_Written task A_:
Reproduce the records verbatim, from their first line down to and including the line that contains "header-reception-date: 월일 [43,112,82,132]".

Legendary Felines


For centuries cats have been part of mankind. They have become interwoven in humans' history, literature, folklore, religious beliefs, and art. Numerous legends have arisen from the involvment of cats through the ages - both factual and mythical.


Abuherrira's Cat:
A pet cat belonging to one of the companions of the prophet Mohammed, Abu Huraira. Such was his love of cats that he was known as "the father of the little cat." In Goethe's poem "The Favoured Beasts," his favorite cat was one of the four animals admitted to the Moslem paradise.
Abuherrira's Cat, too, here purrs around his master blest, for holy must the beast appear the Prophet has caressed.


Aelwaer's Cat:
Saint Aelwaer was a satirical image meant to display attributes that were the exact opposite of the qualities of the Virgin Mary. She was described as a "demonic anti-saint, patroness of all tribulation." In a Dutch woodcut of 1550 she is portrayed riding a donkey, with a magpie on her head symbolizing immorality, a pig under her left arm symbolizing gluttony, and a cat held aloft on her right hand symbolizing the forces of evil. The cat is raised high like an emblem or ensign that is clearly meant to advertise the fact that this figure is in league with the devil, for this was the period when Europe was brutally persecuting all felines as familiars of witches and creatures of wickedness.


Bastet:
Bastet was a sacred cat goddess of ancient Egypt. Her name means literally "She of the City of Bast."

Cats played several roles in the ancient civilization of Egypt. They were domesticated for many centuries before the cult of the friendly, protective goddess Bastet started to grow and flourish. An earlier feline goddess had been far from friendly. She was a fierce, lion-headed, war goddess named Sekhmet. Blood-thirsty and terrifying, she bore no relation to the increasingly important, small domesticated cat that ridded Egypt of its detested rodent pests. With the rise of the valued companion cat, something had to change: a new, more helpful goddess was needed. Around 1500 BC, Sekhmet was joined by the new goddess Bastet and they were seen as a contrasting pair. Together they represented the two faces of the sun: Sekhmet was the cruel, searing heat of the destructive sun, while Bastet was the warming, life-giving aspect of the sun.

Bubastis, a town about 37 miles (60 km) northeast of Cairo, became the headquarters of the "Cult of the Cat." A huge temple was built there to honor Bastet. Sadly, little of this red granite temple survives today.

Excerpts from a layout annotation set
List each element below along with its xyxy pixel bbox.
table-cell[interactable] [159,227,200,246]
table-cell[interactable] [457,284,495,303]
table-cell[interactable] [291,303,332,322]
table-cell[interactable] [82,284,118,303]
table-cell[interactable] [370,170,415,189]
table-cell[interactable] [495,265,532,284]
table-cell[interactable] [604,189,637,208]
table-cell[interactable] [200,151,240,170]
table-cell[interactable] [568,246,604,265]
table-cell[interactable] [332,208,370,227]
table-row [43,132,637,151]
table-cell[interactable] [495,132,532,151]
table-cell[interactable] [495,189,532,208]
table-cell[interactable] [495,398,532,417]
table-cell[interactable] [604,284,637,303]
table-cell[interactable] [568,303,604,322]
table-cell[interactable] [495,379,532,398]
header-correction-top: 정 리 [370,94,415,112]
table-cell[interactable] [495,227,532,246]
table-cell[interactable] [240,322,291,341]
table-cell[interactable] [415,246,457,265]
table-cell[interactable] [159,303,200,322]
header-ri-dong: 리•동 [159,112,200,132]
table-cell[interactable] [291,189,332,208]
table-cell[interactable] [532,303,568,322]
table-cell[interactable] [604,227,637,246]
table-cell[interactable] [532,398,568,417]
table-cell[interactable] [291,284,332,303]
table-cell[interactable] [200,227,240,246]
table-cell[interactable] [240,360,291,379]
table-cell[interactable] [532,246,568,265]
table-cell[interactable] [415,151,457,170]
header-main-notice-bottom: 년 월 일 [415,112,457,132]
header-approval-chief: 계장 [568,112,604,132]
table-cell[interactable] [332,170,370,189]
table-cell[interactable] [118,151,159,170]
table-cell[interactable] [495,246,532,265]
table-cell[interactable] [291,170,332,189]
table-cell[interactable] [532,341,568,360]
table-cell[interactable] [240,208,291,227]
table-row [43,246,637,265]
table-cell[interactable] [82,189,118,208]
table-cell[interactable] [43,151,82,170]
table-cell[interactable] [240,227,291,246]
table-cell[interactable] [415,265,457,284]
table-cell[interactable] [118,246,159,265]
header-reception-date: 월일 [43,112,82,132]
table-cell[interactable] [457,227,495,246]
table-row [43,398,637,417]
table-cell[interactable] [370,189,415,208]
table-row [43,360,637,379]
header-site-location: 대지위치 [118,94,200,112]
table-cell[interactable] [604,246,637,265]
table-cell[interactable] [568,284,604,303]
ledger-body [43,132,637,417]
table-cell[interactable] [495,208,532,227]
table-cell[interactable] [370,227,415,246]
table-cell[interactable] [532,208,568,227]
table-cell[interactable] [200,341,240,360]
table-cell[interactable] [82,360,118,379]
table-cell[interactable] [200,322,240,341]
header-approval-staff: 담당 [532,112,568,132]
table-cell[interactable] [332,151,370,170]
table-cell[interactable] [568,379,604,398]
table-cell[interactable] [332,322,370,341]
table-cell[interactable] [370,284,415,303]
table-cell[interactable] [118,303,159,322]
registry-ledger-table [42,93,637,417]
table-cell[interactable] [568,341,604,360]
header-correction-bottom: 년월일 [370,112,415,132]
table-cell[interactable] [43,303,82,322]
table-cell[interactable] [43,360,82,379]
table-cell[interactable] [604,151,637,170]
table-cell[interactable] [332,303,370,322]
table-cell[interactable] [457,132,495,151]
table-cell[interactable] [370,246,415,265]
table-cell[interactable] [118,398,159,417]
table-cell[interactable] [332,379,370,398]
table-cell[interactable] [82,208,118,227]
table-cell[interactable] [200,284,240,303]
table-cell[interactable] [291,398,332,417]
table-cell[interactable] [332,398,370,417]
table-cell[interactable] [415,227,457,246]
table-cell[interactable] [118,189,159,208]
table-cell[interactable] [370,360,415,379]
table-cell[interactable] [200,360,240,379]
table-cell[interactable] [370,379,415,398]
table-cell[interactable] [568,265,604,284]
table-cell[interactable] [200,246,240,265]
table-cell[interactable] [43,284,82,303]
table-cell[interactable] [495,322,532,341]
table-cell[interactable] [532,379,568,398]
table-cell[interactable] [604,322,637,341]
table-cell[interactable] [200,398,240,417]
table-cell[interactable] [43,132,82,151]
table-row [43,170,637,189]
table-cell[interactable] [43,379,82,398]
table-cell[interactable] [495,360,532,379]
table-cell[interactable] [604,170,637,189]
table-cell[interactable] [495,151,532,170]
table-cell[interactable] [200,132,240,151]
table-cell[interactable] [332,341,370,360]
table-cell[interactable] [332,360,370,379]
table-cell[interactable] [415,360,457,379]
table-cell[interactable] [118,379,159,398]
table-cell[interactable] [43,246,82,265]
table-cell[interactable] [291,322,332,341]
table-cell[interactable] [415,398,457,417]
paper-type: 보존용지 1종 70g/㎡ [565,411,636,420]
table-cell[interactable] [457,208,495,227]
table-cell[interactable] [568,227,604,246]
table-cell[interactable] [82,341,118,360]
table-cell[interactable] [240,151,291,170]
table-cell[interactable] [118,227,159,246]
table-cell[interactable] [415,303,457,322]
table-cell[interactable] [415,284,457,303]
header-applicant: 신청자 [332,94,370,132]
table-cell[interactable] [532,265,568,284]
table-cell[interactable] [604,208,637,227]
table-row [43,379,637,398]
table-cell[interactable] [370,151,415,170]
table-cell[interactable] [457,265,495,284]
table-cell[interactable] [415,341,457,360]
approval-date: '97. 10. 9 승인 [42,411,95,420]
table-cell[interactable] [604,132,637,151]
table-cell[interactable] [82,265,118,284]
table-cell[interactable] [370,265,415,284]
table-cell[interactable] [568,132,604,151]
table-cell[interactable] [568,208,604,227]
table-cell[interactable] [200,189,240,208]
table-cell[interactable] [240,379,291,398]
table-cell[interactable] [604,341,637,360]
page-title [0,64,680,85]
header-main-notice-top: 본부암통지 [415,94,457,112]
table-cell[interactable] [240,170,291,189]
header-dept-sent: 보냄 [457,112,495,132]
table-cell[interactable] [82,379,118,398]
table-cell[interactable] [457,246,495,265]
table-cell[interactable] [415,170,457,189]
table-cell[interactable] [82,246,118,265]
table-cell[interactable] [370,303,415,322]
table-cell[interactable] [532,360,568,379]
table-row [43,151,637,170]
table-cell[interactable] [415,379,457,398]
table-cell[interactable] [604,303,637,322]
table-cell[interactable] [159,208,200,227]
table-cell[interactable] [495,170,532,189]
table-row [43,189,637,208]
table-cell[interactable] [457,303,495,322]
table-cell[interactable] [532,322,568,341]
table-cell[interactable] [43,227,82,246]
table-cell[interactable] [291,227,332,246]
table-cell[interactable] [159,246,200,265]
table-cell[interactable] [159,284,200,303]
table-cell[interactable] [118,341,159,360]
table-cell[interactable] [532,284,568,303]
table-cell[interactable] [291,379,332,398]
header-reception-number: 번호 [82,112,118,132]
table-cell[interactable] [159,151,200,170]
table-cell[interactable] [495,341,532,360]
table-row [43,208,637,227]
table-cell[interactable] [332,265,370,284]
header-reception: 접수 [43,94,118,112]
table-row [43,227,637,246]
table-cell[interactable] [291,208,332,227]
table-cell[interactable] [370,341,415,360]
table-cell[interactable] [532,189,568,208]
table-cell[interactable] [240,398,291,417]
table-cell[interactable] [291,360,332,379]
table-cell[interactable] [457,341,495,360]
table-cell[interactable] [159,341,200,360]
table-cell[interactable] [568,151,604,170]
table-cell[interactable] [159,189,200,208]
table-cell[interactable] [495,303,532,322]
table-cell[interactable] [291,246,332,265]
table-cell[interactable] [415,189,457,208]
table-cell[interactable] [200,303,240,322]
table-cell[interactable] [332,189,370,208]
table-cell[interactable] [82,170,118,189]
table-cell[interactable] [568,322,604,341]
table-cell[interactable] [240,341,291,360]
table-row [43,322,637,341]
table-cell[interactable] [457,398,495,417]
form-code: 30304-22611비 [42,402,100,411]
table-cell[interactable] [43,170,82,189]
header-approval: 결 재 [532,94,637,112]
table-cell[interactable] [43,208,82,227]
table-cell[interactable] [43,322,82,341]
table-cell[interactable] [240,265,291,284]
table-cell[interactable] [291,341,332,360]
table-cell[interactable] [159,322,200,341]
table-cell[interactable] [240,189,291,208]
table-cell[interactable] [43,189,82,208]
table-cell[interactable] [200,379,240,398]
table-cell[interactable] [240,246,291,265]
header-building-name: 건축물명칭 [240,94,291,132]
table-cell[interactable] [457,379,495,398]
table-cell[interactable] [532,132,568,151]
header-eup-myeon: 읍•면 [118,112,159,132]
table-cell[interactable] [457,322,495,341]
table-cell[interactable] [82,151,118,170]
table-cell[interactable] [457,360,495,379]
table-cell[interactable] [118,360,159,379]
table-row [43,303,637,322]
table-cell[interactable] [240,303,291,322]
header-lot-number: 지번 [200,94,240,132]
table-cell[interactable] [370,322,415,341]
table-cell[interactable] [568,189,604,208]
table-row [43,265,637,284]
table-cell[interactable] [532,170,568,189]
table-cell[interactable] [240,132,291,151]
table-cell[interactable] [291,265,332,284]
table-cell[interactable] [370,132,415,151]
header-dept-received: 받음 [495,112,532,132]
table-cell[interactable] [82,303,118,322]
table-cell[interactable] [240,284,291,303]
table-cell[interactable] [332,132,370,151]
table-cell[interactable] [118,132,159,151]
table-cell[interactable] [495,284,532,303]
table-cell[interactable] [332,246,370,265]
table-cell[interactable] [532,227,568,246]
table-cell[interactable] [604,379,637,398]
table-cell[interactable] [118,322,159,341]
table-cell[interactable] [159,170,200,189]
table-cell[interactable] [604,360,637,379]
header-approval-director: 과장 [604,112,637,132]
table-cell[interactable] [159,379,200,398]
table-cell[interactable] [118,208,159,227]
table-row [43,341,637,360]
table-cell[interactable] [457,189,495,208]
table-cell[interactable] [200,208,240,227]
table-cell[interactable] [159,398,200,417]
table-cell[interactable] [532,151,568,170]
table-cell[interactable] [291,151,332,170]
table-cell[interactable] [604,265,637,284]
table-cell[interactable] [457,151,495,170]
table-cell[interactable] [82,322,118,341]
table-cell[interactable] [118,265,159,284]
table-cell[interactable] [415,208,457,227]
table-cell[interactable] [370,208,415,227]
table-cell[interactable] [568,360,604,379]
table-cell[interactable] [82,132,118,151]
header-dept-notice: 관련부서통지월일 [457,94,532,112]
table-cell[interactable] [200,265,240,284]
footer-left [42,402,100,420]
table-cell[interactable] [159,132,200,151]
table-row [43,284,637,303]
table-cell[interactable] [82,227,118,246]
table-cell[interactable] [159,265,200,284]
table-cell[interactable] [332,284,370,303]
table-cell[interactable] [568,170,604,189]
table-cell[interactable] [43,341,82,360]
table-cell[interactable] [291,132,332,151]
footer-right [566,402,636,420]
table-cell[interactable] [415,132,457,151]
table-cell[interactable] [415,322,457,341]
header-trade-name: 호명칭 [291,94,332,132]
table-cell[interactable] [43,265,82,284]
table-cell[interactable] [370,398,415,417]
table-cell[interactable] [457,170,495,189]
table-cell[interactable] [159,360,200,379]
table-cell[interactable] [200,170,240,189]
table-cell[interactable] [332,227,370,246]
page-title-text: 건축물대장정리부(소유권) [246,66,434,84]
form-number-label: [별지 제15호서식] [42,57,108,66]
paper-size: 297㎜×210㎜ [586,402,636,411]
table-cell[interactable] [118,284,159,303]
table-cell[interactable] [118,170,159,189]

_Written task B_:
Continue the text on legendary cats from the point where it ends.

_Output A_:
List each element below along with its xyxy pixel bbox.
table-cell[interactable] [159,227,200,246]
table-cell[interactable] [457,284,495,303]
table-cell[interactable] [291,303,332,322]
table-cell[interactable] [82,284,118,303]
table-cell[interactable] [370,170,415,189]
table-cell[interactable] [495,265,532,284]
table-cell[interactable] [604,189,637,208]
table-cell[interactable] [200,151,240,170]
table-cell[interactable] [568,246,604,265]
table-cell[interactable] [332,208,370,227]
table-row [43,132,637,151]
table-cell[interactable] [495,132,532,151]
table-cell[interactable] [495,189,532,208]
table-cell[interactable] [495,398,532,417]
table-cell[interactable] [604,284,637,303]
table-cell[interactable] [568,303,604,322]
table-cell[interactable] [495,379,532,398]
header-correction-top: 정 리 [370,94,415,112]
table-cell[interactable] [495,227,532,246]
table-cell[interactable] [240,322,291,341]
table-cell[interactable] [415,246,457,265]
table-cell[interactable] [159,303,200,322]
header-ri-dong: 리•동 [159,112,200,132]
table-cell[interactable] [291,189,332,208]
table-cell[interactable] [532,303,568,322]
table-cell[interactable] [604,227,637,246]
table-cell[interactable] [532,398,568,417]
table-cell[interactable] [291,284,332,303]
table-cell[interactable] [200,227,240,246]
table-cell[interactable] [240,360,291,379]
table-cell[interactable] [532,246,568,265]
table-cell[interactable] [415,151,457,170]
header-main-notice-bottom: 년 월 일 [415,112,457,132]
header-approval-chief: 계장 [568,112,604,132]
table-cell[interactable] [332,170,370,189]
table-cell[interactable] [118,151,159,170]
table-cell[interactable] [495,246,532,265]
table-cell[interactable] [291,170,332,189]
table-cell[interactable] [532,341,568,360]
table-cell[interactable] [240,208,291,227]
table-row [43,246,637,265]
table-cell[interactable] [82,189,118,208]
table-cell[interactable] [43,151,82,170]
table-cell[interactable] [240,227,291,246]
table-cell[interactable] [415,265,457,284]
table-cell[interactable] [118,246,159,265]
header-reception-date: 월일 [43,112,82,132]

_Output B_:
Beckoning Cat:
The image of the cat with one paw raised in a beckoning movement is a popular Japanese talisman or lucky charm. It is known as the maneki-neko. If worn on the body it brings good luck and wards off bad luck. Images of Beckoning Cats tied around the waist are said to protect the wearer from pain and ill health. If placed at the entrance of a building, a Beckoning Cat made of clay, wood, or papier-mache protects the occupants in a similar way. In the absence of an image, even the written symbol for the cat is alone considered to have protective value. As a protective talisman, it appears in many forms, but always with the right arm raised.

The legend of the Beckoning Cat: The temple at Gotoku-ji was a very poor one. Although the monks were starving, they shared their food with their pet cat. One day the cat was sitting by the side of the road outside the temple, when a group of Samurai rode up. The cat beckoned to them and they followed it to the temple. Once inside, heavy rains forced them to shelter there and they passed the time learning about the Buddhist philosophy. Later, one of the Samurai returned to take religious instruction and eventually endowed the temple with a large estate. His family were buried there and near their tombs a small cat shrine was built to the memory of the Beckoning Cat.

Today the temple has been swallowed up by the western suburbs of Tokyo, but it remains a popular center for those who wish to pray for their cats. The cat shrine is regularly festooned with offerings.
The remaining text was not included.